Exercise brief: Find the lines containing "Ármentesítő" and say how many there are, with no other words.

** Begin Records for the task **

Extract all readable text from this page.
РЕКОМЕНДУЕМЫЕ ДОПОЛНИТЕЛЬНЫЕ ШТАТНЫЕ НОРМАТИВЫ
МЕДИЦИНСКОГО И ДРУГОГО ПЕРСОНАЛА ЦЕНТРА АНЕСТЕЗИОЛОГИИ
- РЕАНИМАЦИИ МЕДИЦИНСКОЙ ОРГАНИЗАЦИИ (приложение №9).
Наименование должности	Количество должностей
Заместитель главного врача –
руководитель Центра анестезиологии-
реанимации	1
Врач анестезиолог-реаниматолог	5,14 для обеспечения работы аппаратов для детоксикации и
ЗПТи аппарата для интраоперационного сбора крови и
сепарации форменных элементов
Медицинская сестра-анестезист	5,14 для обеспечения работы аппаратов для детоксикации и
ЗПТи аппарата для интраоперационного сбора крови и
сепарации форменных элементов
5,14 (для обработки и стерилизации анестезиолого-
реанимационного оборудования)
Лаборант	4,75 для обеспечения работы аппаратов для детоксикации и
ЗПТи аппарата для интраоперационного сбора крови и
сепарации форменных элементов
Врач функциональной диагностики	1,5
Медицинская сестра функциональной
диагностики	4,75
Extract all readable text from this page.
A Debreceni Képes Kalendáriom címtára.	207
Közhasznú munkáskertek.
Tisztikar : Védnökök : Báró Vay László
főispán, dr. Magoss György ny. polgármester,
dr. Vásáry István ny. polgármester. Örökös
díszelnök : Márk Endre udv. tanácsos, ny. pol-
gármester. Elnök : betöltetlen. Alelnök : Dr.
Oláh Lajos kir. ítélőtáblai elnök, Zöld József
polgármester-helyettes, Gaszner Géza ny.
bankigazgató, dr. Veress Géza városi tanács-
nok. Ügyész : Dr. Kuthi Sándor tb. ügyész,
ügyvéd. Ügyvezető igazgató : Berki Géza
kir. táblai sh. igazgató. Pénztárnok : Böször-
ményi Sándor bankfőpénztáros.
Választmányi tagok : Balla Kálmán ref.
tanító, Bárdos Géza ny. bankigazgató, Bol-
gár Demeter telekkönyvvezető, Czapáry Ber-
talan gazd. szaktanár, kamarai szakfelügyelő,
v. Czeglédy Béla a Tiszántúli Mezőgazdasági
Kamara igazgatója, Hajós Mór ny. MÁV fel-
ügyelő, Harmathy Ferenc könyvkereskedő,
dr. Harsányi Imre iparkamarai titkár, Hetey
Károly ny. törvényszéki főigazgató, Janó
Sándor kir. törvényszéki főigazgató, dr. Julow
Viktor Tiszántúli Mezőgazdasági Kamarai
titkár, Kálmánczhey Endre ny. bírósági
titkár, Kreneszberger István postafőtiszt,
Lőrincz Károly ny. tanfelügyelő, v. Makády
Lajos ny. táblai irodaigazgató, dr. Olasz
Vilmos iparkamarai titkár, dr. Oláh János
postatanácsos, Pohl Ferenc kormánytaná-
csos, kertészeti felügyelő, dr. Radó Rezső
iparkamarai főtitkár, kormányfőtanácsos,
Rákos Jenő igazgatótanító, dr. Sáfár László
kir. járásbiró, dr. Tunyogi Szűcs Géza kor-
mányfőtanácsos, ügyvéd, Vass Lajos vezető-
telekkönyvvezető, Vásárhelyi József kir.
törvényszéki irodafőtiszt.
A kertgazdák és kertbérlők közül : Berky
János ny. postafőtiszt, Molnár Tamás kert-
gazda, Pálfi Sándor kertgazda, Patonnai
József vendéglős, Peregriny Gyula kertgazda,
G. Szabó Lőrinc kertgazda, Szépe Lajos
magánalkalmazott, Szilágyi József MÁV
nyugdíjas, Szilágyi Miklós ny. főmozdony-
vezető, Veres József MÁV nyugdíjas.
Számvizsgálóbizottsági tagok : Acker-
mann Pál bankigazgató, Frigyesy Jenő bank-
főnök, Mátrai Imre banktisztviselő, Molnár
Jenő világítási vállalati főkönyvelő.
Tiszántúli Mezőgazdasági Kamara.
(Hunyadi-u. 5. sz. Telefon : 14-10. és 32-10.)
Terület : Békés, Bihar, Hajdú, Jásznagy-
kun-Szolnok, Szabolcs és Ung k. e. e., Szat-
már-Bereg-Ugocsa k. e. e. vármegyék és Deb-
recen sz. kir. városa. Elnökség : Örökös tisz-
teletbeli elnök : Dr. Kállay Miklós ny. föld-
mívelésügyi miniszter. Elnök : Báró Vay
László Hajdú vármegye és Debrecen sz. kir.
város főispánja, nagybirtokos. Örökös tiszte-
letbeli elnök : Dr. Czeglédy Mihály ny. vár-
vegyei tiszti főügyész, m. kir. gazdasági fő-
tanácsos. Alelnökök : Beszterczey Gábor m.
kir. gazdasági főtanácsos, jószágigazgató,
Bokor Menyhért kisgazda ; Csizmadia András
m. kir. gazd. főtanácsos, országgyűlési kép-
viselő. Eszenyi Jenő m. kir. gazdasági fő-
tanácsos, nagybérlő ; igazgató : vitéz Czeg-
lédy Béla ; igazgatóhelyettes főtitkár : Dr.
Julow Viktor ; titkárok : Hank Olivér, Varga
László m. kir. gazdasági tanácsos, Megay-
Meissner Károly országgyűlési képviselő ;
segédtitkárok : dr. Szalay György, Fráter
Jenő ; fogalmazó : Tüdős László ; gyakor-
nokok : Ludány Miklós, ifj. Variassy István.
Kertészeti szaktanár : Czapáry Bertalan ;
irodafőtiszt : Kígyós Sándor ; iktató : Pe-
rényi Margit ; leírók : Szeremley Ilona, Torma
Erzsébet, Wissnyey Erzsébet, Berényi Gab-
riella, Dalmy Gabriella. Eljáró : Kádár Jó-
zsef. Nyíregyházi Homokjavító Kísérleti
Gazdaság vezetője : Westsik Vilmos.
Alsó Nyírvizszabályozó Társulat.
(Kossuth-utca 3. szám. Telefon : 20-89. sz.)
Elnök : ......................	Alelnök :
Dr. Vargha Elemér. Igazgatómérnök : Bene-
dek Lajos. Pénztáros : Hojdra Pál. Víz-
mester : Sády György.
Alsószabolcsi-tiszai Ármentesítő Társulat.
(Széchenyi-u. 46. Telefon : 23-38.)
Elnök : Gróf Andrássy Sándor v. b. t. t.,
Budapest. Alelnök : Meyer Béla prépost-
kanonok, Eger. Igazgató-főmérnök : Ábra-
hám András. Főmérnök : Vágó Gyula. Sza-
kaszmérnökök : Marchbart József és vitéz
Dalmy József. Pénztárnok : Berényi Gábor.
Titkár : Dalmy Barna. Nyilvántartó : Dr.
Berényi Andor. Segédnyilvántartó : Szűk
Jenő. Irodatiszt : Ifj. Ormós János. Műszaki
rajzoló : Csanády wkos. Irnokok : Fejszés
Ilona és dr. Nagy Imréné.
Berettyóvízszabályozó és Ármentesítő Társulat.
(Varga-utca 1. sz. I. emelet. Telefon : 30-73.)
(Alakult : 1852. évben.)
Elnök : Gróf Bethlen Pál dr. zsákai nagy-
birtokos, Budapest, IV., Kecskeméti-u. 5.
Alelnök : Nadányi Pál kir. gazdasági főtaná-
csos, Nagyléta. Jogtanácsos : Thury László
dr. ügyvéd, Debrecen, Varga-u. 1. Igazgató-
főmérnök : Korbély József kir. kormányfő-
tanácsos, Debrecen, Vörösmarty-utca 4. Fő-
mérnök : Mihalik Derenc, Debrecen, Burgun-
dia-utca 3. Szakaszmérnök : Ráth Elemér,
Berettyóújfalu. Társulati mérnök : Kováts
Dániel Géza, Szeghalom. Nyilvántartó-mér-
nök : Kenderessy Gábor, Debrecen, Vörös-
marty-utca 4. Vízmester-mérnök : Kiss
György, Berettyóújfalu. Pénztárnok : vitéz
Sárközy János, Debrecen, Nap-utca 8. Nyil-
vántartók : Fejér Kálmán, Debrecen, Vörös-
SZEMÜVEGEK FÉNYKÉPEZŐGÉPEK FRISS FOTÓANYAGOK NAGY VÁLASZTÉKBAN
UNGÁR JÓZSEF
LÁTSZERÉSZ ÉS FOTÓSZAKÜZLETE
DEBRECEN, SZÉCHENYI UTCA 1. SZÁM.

** End Records for the task **

Solution to the problem: 2